:: Given instruction ::
Copy every line of the entries that includes the word "JSON".

Structured figure records:
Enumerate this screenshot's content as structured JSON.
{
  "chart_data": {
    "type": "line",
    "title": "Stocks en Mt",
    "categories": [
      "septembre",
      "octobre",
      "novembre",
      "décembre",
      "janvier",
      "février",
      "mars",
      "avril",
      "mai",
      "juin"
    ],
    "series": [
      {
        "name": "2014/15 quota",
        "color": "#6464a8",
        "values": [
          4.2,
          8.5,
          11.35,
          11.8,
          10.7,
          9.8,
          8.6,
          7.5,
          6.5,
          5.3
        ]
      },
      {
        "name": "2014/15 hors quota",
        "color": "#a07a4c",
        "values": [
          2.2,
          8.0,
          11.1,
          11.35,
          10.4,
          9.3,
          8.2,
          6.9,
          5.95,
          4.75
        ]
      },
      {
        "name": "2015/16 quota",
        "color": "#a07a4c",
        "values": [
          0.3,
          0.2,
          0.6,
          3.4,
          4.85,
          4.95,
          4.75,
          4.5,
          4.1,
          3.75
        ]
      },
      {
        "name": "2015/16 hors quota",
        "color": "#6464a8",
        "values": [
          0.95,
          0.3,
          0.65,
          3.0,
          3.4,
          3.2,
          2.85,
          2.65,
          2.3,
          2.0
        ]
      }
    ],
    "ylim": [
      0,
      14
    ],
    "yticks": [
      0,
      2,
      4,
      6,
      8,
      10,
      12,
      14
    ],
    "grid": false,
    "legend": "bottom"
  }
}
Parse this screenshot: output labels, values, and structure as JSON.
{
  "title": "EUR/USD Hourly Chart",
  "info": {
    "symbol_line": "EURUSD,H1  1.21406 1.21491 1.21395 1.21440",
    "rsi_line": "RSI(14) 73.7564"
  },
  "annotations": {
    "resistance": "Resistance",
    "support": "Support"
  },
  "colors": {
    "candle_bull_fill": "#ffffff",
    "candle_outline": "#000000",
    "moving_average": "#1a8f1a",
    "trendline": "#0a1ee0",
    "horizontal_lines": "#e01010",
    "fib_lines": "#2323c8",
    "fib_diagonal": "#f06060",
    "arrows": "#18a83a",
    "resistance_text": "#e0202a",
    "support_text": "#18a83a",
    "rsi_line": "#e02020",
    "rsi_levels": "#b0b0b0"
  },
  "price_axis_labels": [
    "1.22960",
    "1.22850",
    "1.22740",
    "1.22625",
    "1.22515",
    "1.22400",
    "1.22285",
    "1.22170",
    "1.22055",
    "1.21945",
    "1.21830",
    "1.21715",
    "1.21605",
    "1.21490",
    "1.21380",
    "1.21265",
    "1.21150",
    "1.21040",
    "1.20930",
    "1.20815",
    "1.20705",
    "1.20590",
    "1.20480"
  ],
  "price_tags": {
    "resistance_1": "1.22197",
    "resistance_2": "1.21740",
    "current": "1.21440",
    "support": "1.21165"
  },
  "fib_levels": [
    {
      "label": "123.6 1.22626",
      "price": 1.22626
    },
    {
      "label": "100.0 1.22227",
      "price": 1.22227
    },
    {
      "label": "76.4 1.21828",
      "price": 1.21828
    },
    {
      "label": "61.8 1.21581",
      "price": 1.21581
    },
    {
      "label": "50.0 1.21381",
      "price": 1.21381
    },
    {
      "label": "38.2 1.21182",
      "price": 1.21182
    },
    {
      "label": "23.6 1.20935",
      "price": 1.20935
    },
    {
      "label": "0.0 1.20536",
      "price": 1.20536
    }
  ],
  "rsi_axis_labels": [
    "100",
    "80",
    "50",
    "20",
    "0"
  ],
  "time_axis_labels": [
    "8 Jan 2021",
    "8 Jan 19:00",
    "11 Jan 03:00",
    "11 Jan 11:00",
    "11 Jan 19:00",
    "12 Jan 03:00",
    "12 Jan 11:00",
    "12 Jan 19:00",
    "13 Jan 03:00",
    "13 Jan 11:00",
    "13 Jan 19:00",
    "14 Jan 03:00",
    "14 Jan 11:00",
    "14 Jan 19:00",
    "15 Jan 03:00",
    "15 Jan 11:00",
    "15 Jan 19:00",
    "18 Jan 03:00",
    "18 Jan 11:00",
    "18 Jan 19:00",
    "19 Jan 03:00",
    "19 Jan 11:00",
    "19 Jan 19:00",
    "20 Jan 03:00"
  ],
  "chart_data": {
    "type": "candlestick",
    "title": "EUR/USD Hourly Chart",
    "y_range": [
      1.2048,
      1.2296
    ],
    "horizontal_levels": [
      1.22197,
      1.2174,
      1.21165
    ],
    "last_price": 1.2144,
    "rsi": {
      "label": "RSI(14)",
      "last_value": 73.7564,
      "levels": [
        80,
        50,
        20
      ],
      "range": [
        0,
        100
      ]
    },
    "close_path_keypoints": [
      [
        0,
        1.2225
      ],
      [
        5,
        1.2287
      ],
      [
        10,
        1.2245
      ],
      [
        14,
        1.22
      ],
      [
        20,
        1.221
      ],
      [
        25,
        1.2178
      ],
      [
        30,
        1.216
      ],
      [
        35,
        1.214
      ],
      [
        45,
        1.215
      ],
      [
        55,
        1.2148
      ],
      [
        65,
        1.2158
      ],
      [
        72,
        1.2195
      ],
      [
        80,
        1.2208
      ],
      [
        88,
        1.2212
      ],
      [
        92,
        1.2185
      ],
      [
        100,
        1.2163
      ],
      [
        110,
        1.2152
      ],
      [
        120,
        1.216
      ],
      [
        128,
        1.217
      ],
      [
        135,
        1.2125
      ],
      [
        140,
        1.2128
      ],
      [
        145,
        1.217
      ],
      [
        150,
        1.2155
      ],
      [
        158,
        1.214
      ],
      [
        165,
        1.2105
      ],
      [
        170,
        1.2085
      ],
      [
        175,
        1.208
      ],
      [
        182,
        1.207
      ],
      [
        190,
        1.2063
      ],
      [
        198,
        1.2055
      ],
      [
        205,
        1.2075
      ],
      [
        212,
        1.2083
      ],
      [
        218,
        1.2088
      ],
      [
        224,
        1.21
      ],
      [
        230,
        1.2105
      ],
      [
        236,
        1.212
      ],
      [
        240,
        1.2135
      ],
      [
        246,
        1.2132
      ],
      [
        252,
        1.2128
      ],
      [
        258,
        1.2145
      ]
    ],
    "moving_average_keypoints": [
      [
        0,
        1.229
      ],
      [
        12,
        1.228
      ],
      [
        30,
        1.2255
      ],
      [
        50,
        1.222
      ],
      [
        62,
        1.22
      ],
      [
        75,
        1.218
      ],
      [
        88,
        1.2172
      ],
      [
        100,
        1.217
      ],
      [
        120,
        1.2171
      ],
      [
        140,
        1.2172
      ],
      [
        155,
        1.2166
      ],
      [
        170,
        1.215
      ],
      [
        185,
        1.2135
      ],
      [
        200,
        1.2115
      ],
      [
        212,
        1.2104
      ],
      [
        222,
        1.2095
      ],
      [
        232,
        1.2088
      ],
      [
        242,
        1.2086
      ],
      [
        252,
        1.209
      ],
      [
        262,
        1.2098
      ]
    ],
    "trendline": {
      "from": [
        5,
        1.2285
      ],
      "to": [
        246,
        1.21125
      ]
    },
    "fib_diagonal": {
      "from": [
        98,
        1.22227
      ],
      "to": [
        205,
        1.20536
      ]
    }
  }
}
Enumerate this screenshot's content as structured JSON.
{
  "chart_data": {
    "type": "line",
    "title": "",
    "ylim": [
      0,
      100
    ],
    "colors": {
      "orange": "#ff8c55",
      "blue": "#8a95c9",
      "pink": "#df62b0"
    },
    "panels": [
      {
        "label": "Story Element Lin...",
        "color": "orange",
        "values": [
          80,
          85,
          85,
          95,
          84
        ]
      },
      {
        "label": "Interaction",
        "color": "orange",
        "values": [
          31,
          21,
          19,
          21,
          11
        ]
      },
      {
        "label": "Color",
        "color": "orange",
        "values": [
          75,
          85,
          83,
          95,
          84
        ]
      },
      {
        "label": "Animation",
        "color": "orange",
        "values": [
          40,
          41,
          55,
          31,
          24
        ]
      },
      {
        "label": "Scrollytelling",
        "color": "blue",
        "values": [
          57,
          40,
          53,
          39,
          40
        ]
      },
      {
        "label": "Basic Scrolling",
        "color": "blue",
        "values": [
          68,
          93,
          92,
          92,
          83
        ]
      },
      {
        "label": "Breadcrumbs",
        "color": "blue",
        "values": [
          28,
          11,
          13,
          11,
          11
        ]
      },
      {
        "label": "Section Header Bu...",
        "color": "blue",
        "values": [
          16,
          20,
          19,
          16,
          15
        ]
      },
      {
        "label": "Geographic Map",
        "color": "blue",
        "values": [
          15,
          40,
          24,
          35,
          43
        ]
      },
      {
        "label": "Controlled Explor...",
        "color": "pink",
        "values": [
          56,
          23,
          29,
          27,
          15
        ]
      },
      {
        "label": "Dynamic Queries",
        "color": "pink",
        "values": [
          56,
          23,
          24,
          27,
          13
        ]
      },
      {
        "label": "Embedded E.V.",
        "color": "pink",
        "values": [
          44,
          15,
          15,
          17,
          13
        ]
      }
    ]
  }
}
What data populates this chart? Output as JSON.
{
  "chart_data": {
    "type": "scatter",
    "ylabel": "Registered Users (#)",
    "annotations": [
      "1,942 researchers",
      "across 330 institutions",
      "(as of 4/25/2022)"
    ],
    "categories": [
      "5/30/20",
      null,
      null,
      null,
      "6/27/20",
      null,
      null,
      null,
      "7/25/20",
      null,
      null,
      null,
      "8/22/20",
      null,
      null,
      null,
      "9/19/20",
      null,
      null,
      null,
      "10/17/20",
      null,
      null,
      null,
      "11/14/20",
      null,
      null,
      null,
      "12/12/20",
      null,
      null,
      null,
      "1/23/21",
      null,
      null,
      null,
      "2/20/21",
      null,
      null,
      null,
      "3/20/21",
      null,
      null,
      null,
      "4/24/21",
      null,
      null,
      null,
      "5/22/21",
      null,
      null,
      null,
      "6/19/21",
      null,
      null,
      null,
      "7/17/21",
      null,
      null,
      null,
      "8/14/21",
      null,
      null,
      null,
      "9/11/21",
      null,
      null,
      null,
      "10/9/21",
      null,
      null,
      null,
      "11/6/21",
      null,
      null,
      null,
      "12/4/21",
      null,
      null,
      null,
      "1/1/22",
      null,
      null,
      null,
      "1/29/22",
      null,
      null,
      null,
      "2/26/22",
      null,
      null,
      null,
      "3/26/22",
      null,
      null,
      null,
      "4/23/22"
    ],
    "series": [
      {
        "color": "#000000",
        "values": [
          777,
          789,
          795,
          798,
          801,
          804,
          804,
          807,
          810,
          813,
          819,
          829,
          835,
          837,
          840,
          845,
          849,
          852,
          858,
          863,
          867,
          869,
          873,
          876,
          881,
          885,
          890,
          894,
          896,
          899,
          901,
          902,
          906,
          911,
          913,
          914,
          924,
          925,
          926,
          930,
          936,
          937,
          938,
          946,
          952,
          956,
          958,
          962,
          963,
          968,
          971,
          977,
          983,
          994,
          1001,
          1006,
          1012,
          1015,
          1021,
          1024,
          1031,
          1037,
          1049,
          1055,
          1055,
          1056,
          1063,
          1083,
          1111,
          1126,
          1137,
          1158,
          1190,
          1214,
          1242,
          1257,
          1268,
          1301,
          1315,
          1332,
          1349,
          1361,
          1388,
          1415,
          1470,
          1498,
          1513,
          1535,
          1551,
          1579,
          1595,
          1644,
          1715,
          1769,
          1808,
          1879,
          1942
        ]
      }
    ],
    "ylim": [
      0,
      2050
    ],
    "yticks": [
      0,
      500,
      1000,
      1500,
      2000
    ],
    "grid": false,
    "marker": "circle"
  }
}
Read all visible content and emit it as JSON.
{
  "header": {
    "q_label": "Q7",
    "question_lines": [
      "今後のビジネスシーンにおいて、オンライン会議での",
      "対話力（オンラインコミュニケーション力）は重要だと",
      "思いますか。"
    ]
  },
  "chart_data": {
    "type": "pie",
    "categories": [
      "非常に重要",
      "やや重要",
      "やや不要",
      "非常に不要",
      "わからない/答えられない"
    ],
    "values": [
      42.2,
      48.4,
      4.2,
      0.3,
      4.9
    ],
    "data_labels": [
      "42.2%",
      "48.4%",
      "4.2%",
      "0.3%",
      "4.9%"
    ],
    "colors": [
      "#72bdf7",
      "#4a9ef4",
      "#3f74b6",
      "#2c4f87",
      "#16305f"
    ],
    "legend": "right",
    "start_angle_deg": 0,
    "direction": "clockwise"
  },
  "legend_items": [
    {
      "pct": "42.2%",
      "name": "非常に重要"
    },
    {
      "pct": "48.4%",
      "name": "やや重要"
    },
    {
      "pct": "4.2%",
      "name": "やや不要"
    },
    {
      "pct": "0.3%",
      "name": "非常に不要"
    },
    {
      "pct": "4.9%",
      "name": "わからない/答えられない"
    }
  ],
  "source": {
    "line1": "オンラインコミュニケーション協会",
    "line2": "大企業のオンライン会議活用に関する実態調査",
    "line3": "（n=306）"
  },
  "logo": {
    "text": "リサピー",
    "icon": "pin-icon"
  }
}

:: Solution to this task ::
Enumerate this screenshot's content as structured JSON.
Parse this screenshot: output labels, values, and structure as JSON.
Enumerate this screenshot's content as structured JSON.
What data populates this chart? Output as JSON.
Read all visible content and emit it as JSON.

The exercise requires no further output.